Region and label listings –
'''

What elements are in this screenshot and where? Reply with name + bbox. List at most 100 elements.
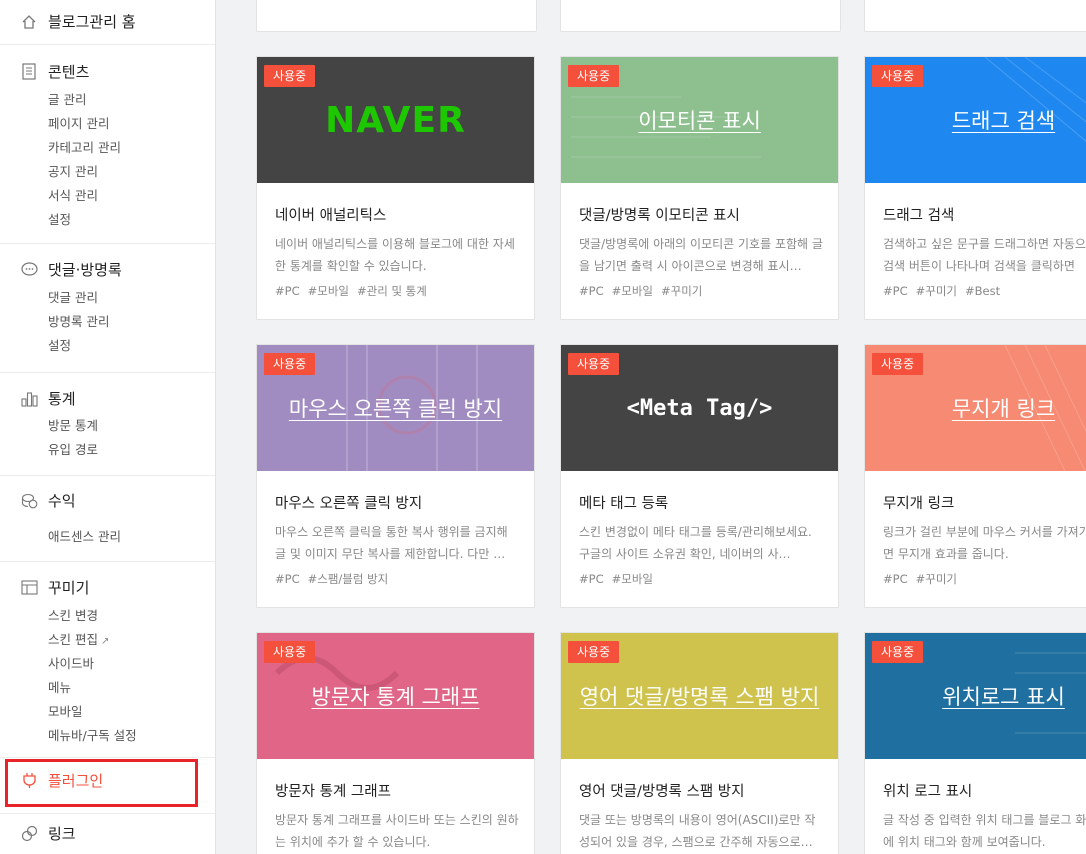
card-thumbnail: 사용중 영어 댓글/방명록 스팸 방지: [561, 633, 838, 759]
tag: #꾸미기: [915, 572, 957, 586]
card-title: 메타 태그 등록: [579, 496, 669, 512]
card-stub: [864, 0, 1086, 32]
in-use-badge: 사용중: [264, 641, 316, 663]
external-link-icon: ↗: [100, 636, 110, 647]
sidebar-item-referrer[interactable]: 유입 경로: [48, 439, 98, 458]
sidebar-section-comments: 댓글·방명록 댓글 관리 방명록 관리 설정: [0, 244, 215, 373]
sidebar-head-stats[interactable]: 통계: [20, 388, 76, 409]
card-stub: [560, 0, 841, 32]
sidebar-item-skin-edit[interactable]: 스킨 편집 ↗: [48, 629, 109, 648]
card-thumbnail: 사용중 위치로그 표시: [865, 633, 1086, 759]
in-use-badge: 사용중: [264, 65, 316, 87]
in-use-badge: 사용중: [568, 641, 620, 663]
sidebar-section-title: 댓글·방명록: [48, 261, 122, 279]
card-description: 글 작성 중 입력한 위치 태그를 블로그 화면에 위치 태그와 함께 보여줍니…: [883, 813, 1086, 849]
tag: #스팸/블럼 방지: [307, 572, 389, 586]
sidebar-item-adsense[interactable]: 애드센스 관리: [48, 526, 121, 545]
sidebar-home[interactable]: 블로그관리 홈: [0, 0, 215, 45]
sidebar-head-link[interactable]: 링크: [20, 823, 76, 844]
sidebar-item-notice-manage[interactable]: 공지 관리: [48, 161, 98, 180]
sidebar-section-title: 콘텐츠: [48, 63, 90, 81]
sidebar-item-sidebar[interactable]: 사이드바: [48, 653, 94, 672]
plugin-highlight-box: [5, 759, 198, 807]
sidebar-section-title: 수익: [48, 492, 76, 510]
sidebar-item-comments-settings[interactable]: 설정: [48, 335, 71, 354]
sidebar-section-customize: 꾸미기 스킨 변경 스킨 편집 ↗ 사이드바 메뉴 모바일 메뉴바/구독 설정: [0, 562, 215, 758]
in-use-badge: 사용중: [568, 353, 620, 375]
sidebar-item-post-manage[interactable]: 글 관리: [48, 89, 86, 108]
bar-chart-icon: [20, 390, 38, 408]
sidebar-item-menubar-settings[interactable]: 메뉴바/구독 설정: [48, 725, 137, 744]
card-thumbnail: 사용중 방문자 통계 그래프: [257, 633, 534, 759]
tag: #꾸미기: [915, 284, 957, 298]
card-description: 검색하고 싶은 문구를 드래그하면 자동으로 검색 버튼이 나타나며 검색을 클…: [883, 237, 1086, 273]
home-icon: [20, 13, 38, 31]
sidebar-head-comments[interactable]: 댓글·방명록: [20, 259, 122, 280]
card-description: 네이버 애널리틱스를 이용해 블로그에 대한 자세한 통계를 확인할 수 있습니…: [275, 237, 515, 273]
card-tags: #PC #모바일: [579, 571, 661, 587]
sidebar-head-customize[interactable]: 꾸미기: [20, 577, 89, 598]
sidebar-item-contents-settings[interactable]: 설정: [48, 209, 71, 228]
sidebar-item-template-manage[interactable]: 서식 관리: [48, 185, 98, 204]
card-tags: #PC #모바일 #꾸미기: [579, 283, 710, 299]
tag: #관리 및 통계: [357, 284, 427, 298]
card-thumbnail: 사용중 이모티콘 표시: [561, 57, 838, 183]
sidebar-section-revenue: 수익 애드센스 관리: [0, 476, 215, 562]
sidebar-item-guestbook-manage[interactable]: 방명록 관리: [48, 311, 109, 330]
plugin-card-emoticon[interactable]: 사용중 이모티콘 표시 댓글/방명록 이모티콘 표시 댓글/방명록에 아래의 이…: [560, 56, 839, 320]
plugin-card-visitor-graph[interactable]: 사용중 방문자 통계 그래프 방문자 통계 그래프 방문자 통계 그래프를 사이…: [256, 632, 535, 854]
card-thumbnail: 사용중 드래그 검색: [865, 57, 1086, 183]
coins-icon: [20, 492, 38, 510]
sidebar-item-skin-edit-label: 스킨 편집: [48, 632, 98, 647]
card-title: 드래그 검색: [883, 208, 955, 224]
in-use-badge: 사용중: [264, 353, 316, 375]
tag: #PC: [579, 284, 604, 298]
layout-icon: [20, 579, 38, 597]
plugin-card-right-click-block[interactable]: 사용중 마우스 오른쪽 클릭 방지 마우스 오른쪽 클릭 방지 마우스 오른쪽 …: [256, 344, 535, 608]
plugin-card-drag-search[interactable]: 사용중 드래그 검색 드래그 검색 검색하고 싶은 문구를 드래그하면 자동으로…: [864, 56, 1086, 320]
card-description: 방문자 통계 그래프를 사이드바 또는 스킨의 원하는 위치에 추가 할 수 있…: [275, 813, 519, 849]
link-icon: [20, 825, 38, 843]
tag: #Best: [965, 284, 1001, 298]
tag: #모바일: [611, 284, 653, 298]
tag: #모바일: [307, 284, 349, 298]
card-thumbnail: 사용중 마우스 오른쪽 클릭 방지: [257, 345, 534, 471]
card-title: 댓글/방명록 이모티콘 표시: [579, 208, 740, 224]
card-description: 댓글/방명록에 아래의 이모티콘 기호를 포함해 글을 남기면 출력 시 아이콘…: [579, 237, 823, 273]
sidebar-section-title: 통계: [48, 390, 76, 408]
document-icon: [20, 63, 38, 81]
sidebar-section-link: 링크: [0, 814, 215, 854]
card-tags: #PC #꾸미기 #Best: [883, 283, 1008, 299]
card-title: 방문자 통계 그래프: [275, 784, 391, 800]
card-title: 마우스 오른쪽 클릭 방지: [275, 496, 423, 512]
sidebar-item-mobile[interactable]: 모바일: [48, 701, 83, 720]
tag: #꾸미기: [661, 284, 703, 298]
in-use-badge: 사용중: [872, 641, 924, 663]
sidebar-head-contents[interactable]: 콘텐츠: [20, 61, 89, 82]
sidebar-item-comment-manage[interactable]: 댓글 관리: [48, 287, 98, 306]
card-title: 무지개 링크: [883, 496, 955, 512]
tag: #PC: [883, 284, 908, 298]
sidebar-item-menu[interactable]: 메뉴: [48, 677, 71, 696]
card-stub: [256, 0, 537, 32]
sidebar-section-title: 꾸미기: [48, 579, 90, 597]
sidebar-section-contents: 콘텐츠 글 관리 페이지 관리 카테고리 관리 공지 관리 서식 관리 설정: [0, 45, 215, 244]
plugin-card-english-spam-block[interactable]: 사용중 영어 댓글/방명록 스팸 방지 영어 댓글/방명록 스팸 방지 댓글 또…: [560, 632, 839, 854]
plugin-card-naver-analytics[interactable]: 사용중 NAVER 네이버 애널리틱스 네이버 애널리틱스를 이용해 블로그에 …: [256, 56, 535, 320]
plugin-card-meta-tag[interactable]: 사용중 <Meta Tag/> 메타 태그 등록 스킨 변경없이 메타 태그를 …: [560, 344, 839, 608]
plugin-card-rainbow-link[interactable]: 사용중 무지개 링크 무지개 링크 링크가 걸린 부분에 마우스 커서를 가져가…: [864, 344, 1086, 608]
card-thumbnail: 사용중 무지개 링크: [865, 345, 1086, 471]
sidebar-head-revenue[interactable]: 수익: [20, 490, 76, 511]
sidebar-item-page-manage[interactable]: 페이지 관리: [48, 113, 109, 132]
card-tags: #PC #모바일 #관리 및 통계: [275, 283, 435, 299]
sidebar-item-visit-stats[interactable]: 방문 통계: [48, 415, 98, 434]
card-title: 위치 로그 표시: [883, 784, 973, 800]
tag: #PC: [275, 284, 300, 298]
sidebar-home-label: 블로그관리 홈: [48, 13, 136, 31]
plugin-card-location-log[interactable]: 사용중 위치로그 표시 위치 로그 표시 글 작성 중 입력한 위치 태그를 블…: [864, 632, 1086, 854]
sidebar-item-skin-change[interactable]: 스킨 변경: [48, 605, 98, 624]
sidebar-item-category-manage[interactable]: 카테고리 관리: [48, 137, 121, 156]
tag: #모바일: [611, 572, 653, 586]
in-use-badge: 사용중: [872, 353, 924, 375]
card-thumbnail: 사용중 NAVER: [257, 57, 534, 183]
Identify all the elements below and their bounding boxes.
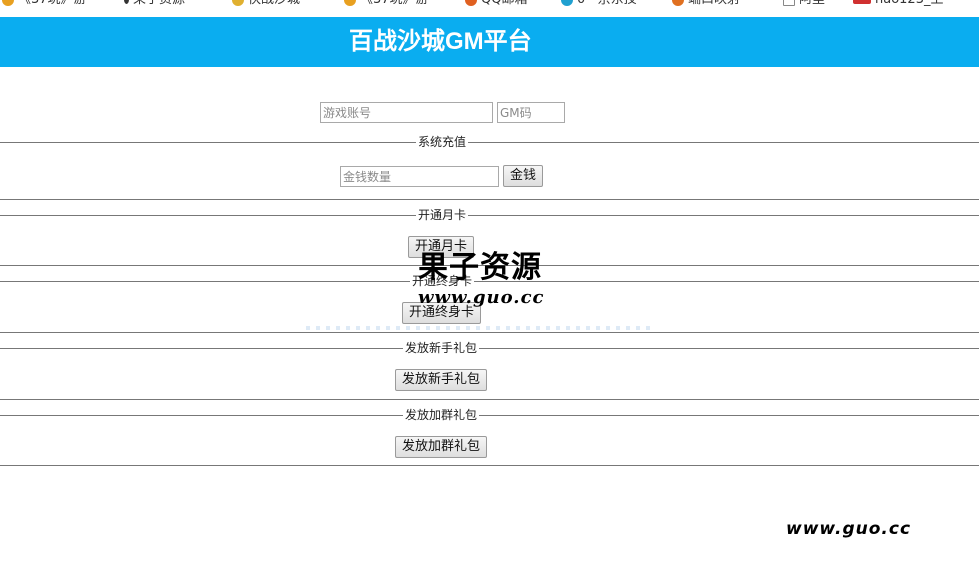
bookmark-item[interactable]: QQ邮箱: [465, 0, 527, 8]
bookmark-label: 0 · 京东技: [577, 0, 637, 8]
bookmark-item[interactable]: 阿里: [783, 0, 825, 8]
section-divider: [0, 465, 979, 466]
gm-code-input[interactable]: [497, 102, 565, 123]
section-divider: [0, 399, 979, 400]
bookmark-item[interactable]: 端口映射: [672, 0, 740, 8]
bookmark-label: 《37玩》游: [18, 0, 87, 8]
watermark-url: www.guo.cc: [418, 287, 545, 308]
section-legend-group: 发放加群礼包: [403, 408, 480, 422]
game-icon: [2, 0, 14, 6]
bookmark-label: 快战沙城: [248, 0, 300, 8]
section-divider: [0, 215, 979, 216]
section-legend-newbie: 发放新手礼包: [403, 341, 480, 355]
section-legend-monthly: 开通月卡: [416, 208, 469, 222]
bookmark-item[interactable]: hao123_上: [853, 0, 943, 8]
section-divider: [0, 415, 979, 416]
send-newbie-gift-button[interactable]: 发放新手礼包: [395, 369, 488, 391]
watermark-title: 果子资源: [418, 250, 542, 285]
port-icon: [672, 0, 684, 6]
bookmark-item[interactable]: 快战沙城: [232, 0, 300, 8]
bookmark-label: hao123_上: [875, 0, 943, 8]
bookmark-label: QQ邮箱: [481, 0, 527, 8]
money-button[interactable]: 金钱: [503, 165, 544, 187]
section-divider: [0, 199, 979, 200]
bookmark-label: 果子资源: [133, 0, 185, 8]
page-title: 百战沙城GM平台: [349, 28, 532, 55]
game-icon: [344, 0, 356, 6]
section-divider: [0, 348, 979, 349]
tech-icon: [561, 0, 573, 6]
page-header: 百战沙城GM平台: [0, 17, 979, 67]
section-legend-recharge: 系统充值: [416, 135, 469, 149]
section-divider: [0, 332, 979, 333]
fruit-icon: [124, 0, 129, 4]
bookmarks-bar: 《37玩》游 果子资源 快战沙城 《37玩》游 QQ邮箱 0 · 京东技 端口映…: [0, 0, 979, 8]
mail-icon: [465, 0, 477, 6]
bookmark-label: 《37玩》游: [360, 0, 429, 8]
send-group-gift-button[interactable]: 发放加群礼包: [395, 436, 488, 458]
account-input[interactable]: [320, 102, 493, 123]
sword-icon: [232, 0, 244, 6]
section-divider: [0, 142, 979, 143]
page-icon: [783, 0, 795, 6]
bookmark-label: 端口映射: [688, 0, 740, 8]
bookmark-label: 阿里: [799, 0, 825, 8]
bookmark-item[interactable]: 《37玩》游: [344, 0, 429, 8]
bookmark-item[interactable]: 《37玩》游: [2, 0, 87, 8]
bookmark-item[interactable]: 果子资源: [124, 0, 185, 8]
hao123-icon: [853, 0, 871, 4]
money-amount-input[interactable]: [340, 166, 499, 187]
bookmark-item[interactable]: 0 · 京东技: [561, 0, 637, 8]
watermark-dashes: [300, 326, 650, 330]
watermark-corner: www.guo.cc: [786, 519, 912, 539]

'''

Write out every line of the listing from the one containing "bookmark-item[interactable]: QQ邮箱: [465, 0, 527, 8]" down to the one containing "bookmark-label: 快战沙城: [248, 0, 300, 8]", both included, reproducing each line character for character.

bookmark-item[interactable]: QQ邮箱: [465, 0, 527, 8]
bookmark-label: 0 · 京东技: [577, 0, 637, 8]
bookmark-item[interactable]: 阿里: [783, 0, 825, 8]
section-divider: [0, 465, 979, 466]
gm-code-input[interactable]: [497, 102, 565, 123]
section-divider: [0, 399, 979, 400]
bookmark-item[interactable]: 端口映射: [672, 0, 740, 8]
bookmark-label: 《37玩》游: [18, 0, 87, 8]
watermark-url: www.guo.cc: [418, 287, 545, 308]
section-legend-group: 发放加群礼包: [403, 408, 480, 422]
game-icon: [2, 0, 14, 6]
bookmark-label: 快战沙城: [248, 0, 300, 8]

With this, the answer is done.